AIM OF THE EXERCISE: When you copy the data, keep every word exactly as it is and leave the pictures out.

TASK DATA:

::::

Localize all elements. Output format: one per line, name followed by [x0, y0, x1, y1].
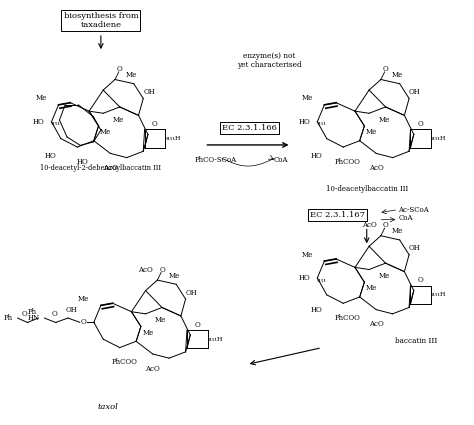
Text: Me: Me: [379, 116, 390, 124]
Text: Me: Me: [36, 94, 47, 102]
Text: Me: Me: [301, 251, 313, 259]
Text: biosynthesis from
taxadiene: biosynthesis from taxadiene: [64, 12, 138, 29]
Text: O: O: [159, 266, 165, 274]
Text: ιιιι: ιιιι: [51, 121, 61, 126]
Text: O: O: [21, 310, 27, 318]
Text: PhCOO: PhCOO: [335, 314, 361, 322]
Text: OH: OH: [409, 244, 421, 252]
Text: O: O: [52, 310, 58, 318]
Text: CoA: CoA: [273, 156, 288, 164]
Text: AcO: AcO: [138, 266, 153, 274]
Text: ιιιι: ιιιι: [316, 278, 327, 283]
Text: Ph: Ph: [27, 308, 36, 316]
Text: ιιιιH: ιιιιH: [431, 136, 447, 141]
Text: O: O: [418, 120, 424, 128]
Text: enzyme(s) not
yet characterised: enzyme(s) not yet characterised: [237, 52, 302, 69]
Text: EC 2.3.1.167: EC 2.3.1.167: [310, 211, 365, 218]
Text: Me: Me: [78, 295, 89, 303]
Text: EC 2.3.1.166: EC 2.3.1.166: [222, 124, 276, 132]
Text: OH: OH: [143, 88, 155, 96]
Text: Me: Me: [113, 116, 124, 124]
Text: AcO: AcO: [103, 164, 118, 172]
Text: 10-deacetylbaccatin III: 10-deacetylbaccatin III: [326, 185, 408, 193]
Text: HO: HO: [45, 151, 56, 159]
Text: Me: Me: [392, 71, 403, 79]
Text: CoA: CoA: [398, 214, 413, 222]
Text: AcO: AcO: [369, 164, 383, 172]
Text: O: O: [152, 120, 158, 128]
Text: Me: Me: [155, 316, 166, 324]
Text: AcO: AcO: [362, 221, 376, 229]
Text: OH: OH: [65, 306, 77, 314]
Text: AcO: AcO: [369, 320, 383, 329]
Text: Ph: Ph: [4, 314, 13, 322]
Text: Me: Me: [126, 71, 137, 79]
Text: HO: HO: [299, 274, 310, 282]
Text: baccatin III: baccatin III: [395, 337, 438, 345]
Text: HO: HO: [33, 118, 45, 126]
Text: O: O: [418, 277, 424, 284]
Text: HO: HO: [310, 306, 322, 314]
Text: taxol: taxol: [98, 403, 118, 411]
Text: 10-deacetyl-2-debenzoylbaccatin III: 10-deacetyl-2-debenzoylbaccatin III: [40, 164, 161, 172]
Text: PhCOO: PhCOO: [335, 158, 361, 166]
Text: O: O: [383, 221, 388, 229]
Text: ιιιιH: ιιιιH: [208, 337, 223, 342]
Text: O: O: [383, 65, 388, 73]
Text: PhCOO: PhCOO: [111, 358, 137, 366]
Text: Me: Me: [366, 284, 377, 292]
Text: OH: OH: [186, 289, 197, 297]
Text: AcO: AcO: [145, 365, 160, 373]
Text: HO: HO: [310, 151, 322, 159]
Text: Me: Me: [142, 329, 154, 337]
Text: HO: HO: [76, 158, 88, 166]
Text: O: O: [194, 321, 200, 329]
Text: ιιιι: ιιιι: [316, 121, 327, 126]
Text: PhCO-SCoA: PhCO-SCoA: [195, 156, 237, 164]
Text: Me: Me: [301, 94, 313, 102]
Text: O: O: [117, 65, 123, 73]
Text: Me: Me: [100, 128, 111, 136]
Text: Me: Me: [379, 272, 390, 280]
Text: ιιιιH: ιιιιH: [431, 292, 447, 298]
Text: HN: HN: [27, 314, 40, 322]
Text: Me: Me: [392, 227, 403, 235]
Text: Ac-SCoA: Ac-SCoA: [398, 206, 429, 213]
Text: ιιιιH: ιιιιH: [165, 136, 181, 141]
Text: O: O: [81, 318, 86, 326]
Text: OH: OH: [409, 88, 421, 96]
Text: HO: HO: [299, 118, 310, 126]
Text: Me: Me: [168, 272, 180, 280]
Text: Me: Me: [366, 128, 377, 136]
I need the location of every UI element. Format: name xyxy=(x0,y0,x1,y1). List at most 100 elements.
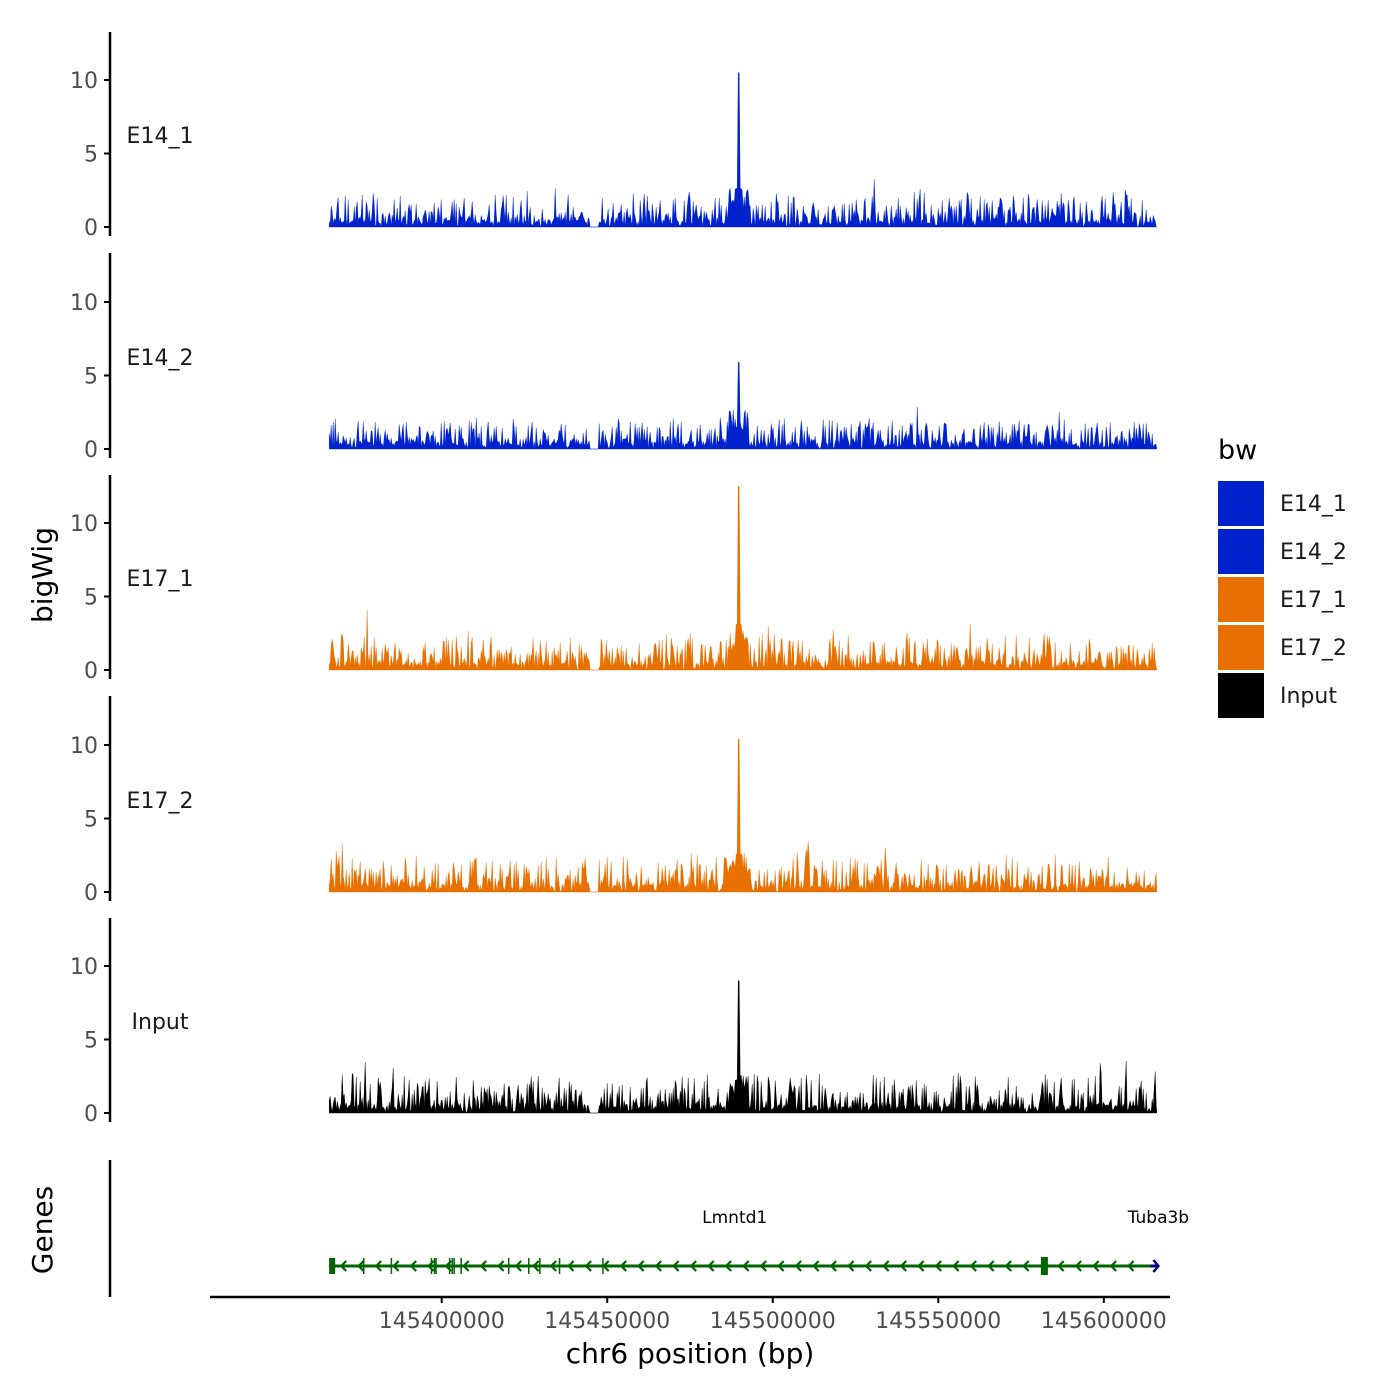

::::

FINISHED TASK:
Localize all elements. Output format: one per line, name followed by [x0, y0, x1, y1].
Text: Me: Me: [379, 116, 390, 124]
Text: Me: Me: [36, 94, 47, 102]
Text: Me: Me: [301, 251, 313, 259]
Text: biosynthesis from
taxadiene: biosynthesis from taxadiene: [64, 12, 138, 29]
Text: O: O: [159, 266, 165, 274]
Text: ιιιι: ιιιι: [51, 121, 61, 126]
Text: O: O: [21, 310, 27, 318]
Text: PhCOO: PhCOO: [335, 314, 361, 322]
Text: OH: OH: [409, 244, 421, 252]
Text: O: O: [52, 310, 58, 318]
Text: CoA: CoA: [273, 156, 288, 164]
Text: AcO: AcO: [138, 266, 153, 274]
Text: ιιιι: ιιιι: [316, 278, 327, 283]
Text: Ph: Ph: [27, 308, 36, 316]
Text: ιιιιH: ιιιιH: [431, 136, 447, 141]
Text: O: O: [418, 120, 424, 128]
Text: enzyme(s) not
yet characterised: enzyme(s) not yet characterised: [237, 52, 302, 69]
Text: EC 2.3.1.167: EC 2.3.1.167: [310, 211, 365, 218]
Text: Me: Me: [78, 295, 89, 303]
Text: EC 2.3.1.166: EC 2.3.1.166: [222, 124, 276, 132]
Text: OH: OH: [143, 88, 155, 96]
Text: Me: Me: [113, 116, 124, 124]
Text: AcO: AcO: [103, 164, 118, 172]
Text: 10-deacetylbaccatin III: 10-deacetylbaccatin III: [326, 185, 408, 193]
Text: HO: HO: [45, 151, 56, 159]
Text: Me: Me: [392, 71, 403, 79]
Text: CoA: CoA: [398, 214, 413, 222]
Text: AcO: AcO: [369, 164, 383, 172]
Text: O: O: [152, 120, 158, 128]
Text: Me: Me: [155, 316, 166, 324]
Text: AcO: AcO: [362, 221, 376, 229]
Text: OH: OH: [65, 306, 77, 314]
Text: AcO: AcO: [369, 320, 383, 329]
Text: Ph: Ph: [4, 314, 13, 322]
Text: Me: Me: [126, 71, 137, 79]
Text: HO: HO: [299, 274, 310, 282]
Text: baccatin III: baccatin III: [395, 337, 438, 345]
Text: HO: HO: [33, 118, 45, 126]
Text: O: O: [418, 277, 424, 284]
Text: HO: HO: [310, 306, 322, 314]
Text: taxol: taxol: [98, 403, 118, 411]
Text: 10-deacetyl-2-debenzoylbaccatin III: 10-deacetyl-2-debenzoylbaccatin III: [40, 164, 161, 172]
Text: PhCOO: PhCOO: [335, 158, 361, 166]
Text: O: O: [383, 221, 388, 229]
Text: ιιιιH: ιιιιH: [208, 337, 223, 342]
Text: O: O: [383, 65, 388, 73]
Text: PhCOO: PhCOO: [111, 358, 137, 366]
Text: Me: Me: [366, 284, 377, 292]
Text: OH: OH: [186, 289, 197, 297]
Text: AcO: AcO: [145, 365, 160, 373]
Text: HO: HO: [310, 151, 322, 159]
Text: Me: Me: [142, 329, 154, 337]
Text: HO: HO: [76, 158, 88, 166]
Text: O: O: [194, 321, 200, 329]
Text: ιιιι: ιιιι: [316, 121, 327, 126]
Text: PhCO-SCoA: PhCO-SCoA: [195, 156, 237, 164]
Text: Me: Me: [301, 94, 313, 102]
Text: O: O: [117, 65, 123, 73]
Text: Me: Me: [100, 128, 111, 136]
Text: Me: Me: [379, 272, 390, 280]
Text: ιιιιH: ιιιιH: [431, 292, 447, 298]
Text: HN: HN: [27, 314, 40, 322]
Text: Me: Me: [392, 227, 403, 235]
Text: Ac-SCoA: Ac-SCoA: [398, 206, 429, 213]
Text: ιιιιH: ιιιιH: [165, 136, 181, 141]
Text: O: O: [81, 318, 86, 326]
Text: OH: OH: [409, 88, 421, 96]
Text: HO: HO: [299, 118, 310, 126]
Text: Me: Me: [168, 272, 180, 280]
Text: Me: Me: [366, 128, 377, 136]
I need the location of every UI element. Format: name xyxy=(x0,y0,x1,y1). List at most 100 elements.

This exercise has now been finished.